# WHAT THIS TASK INVOLVES:
Give the entries again, word for word.

# RECORDS SHOWN:
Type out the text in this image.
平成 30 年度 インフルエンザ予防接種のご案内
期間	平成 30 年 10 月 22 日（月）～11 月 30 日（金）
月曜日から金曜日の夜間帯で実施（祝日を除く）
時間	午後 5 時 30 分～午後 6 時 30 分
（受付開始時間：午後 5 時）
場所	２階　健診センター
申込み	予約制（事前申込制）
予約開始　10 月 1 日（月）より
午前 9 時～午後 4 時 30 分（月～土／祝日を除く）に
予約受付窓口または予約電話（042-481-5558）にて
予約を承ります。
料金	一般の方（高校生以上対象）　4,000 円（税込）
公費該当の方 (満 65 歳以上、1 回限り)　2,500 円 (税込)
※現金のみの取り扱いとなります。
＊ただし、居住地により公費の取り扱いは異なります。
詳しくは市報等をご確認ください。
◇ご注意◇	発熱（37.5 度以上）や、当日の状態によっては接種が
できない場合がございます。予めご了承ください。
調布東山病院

# SOLUTION BELOW:
Type out the text in this image.
平成 30 年度 インフルエンザ予防接種のご案内
期間	平成 30 年 10 月 22 日（月）～11 月 30 日（金）
月曜日から金曜日の夜間帯で実施（祝日を除く）
時間	午後 5 時 30 分～午後 6 時 30 分
（受付開始時間：午後 5 時）
場所	２階　健診センター
申込み	予約制（事前申込制）
予約開始　10 月 1 日（月）より
午前 9 時～午後 4 時 30 分（月～土／祝日を除く）に
予約受付窓口または予約電話（042-481-5558）にて
予約を承ります。
料金	一般の方（高校生以上対象）　4,000 円（税込）
公費該当の方 (満 65 歳以上、1 回限り)　2,500 円 (税込)
※現金のみの取り扱いとなります。
＊ただし、居住地により公費の取り扱いは異なります。
詳しくは市報等をご確認ください。
◇ご注意◇	発熱（37.5 度以上）や、当日の状態によっては接種が
できない場合がございます。予めご了承ください。
調布東山病院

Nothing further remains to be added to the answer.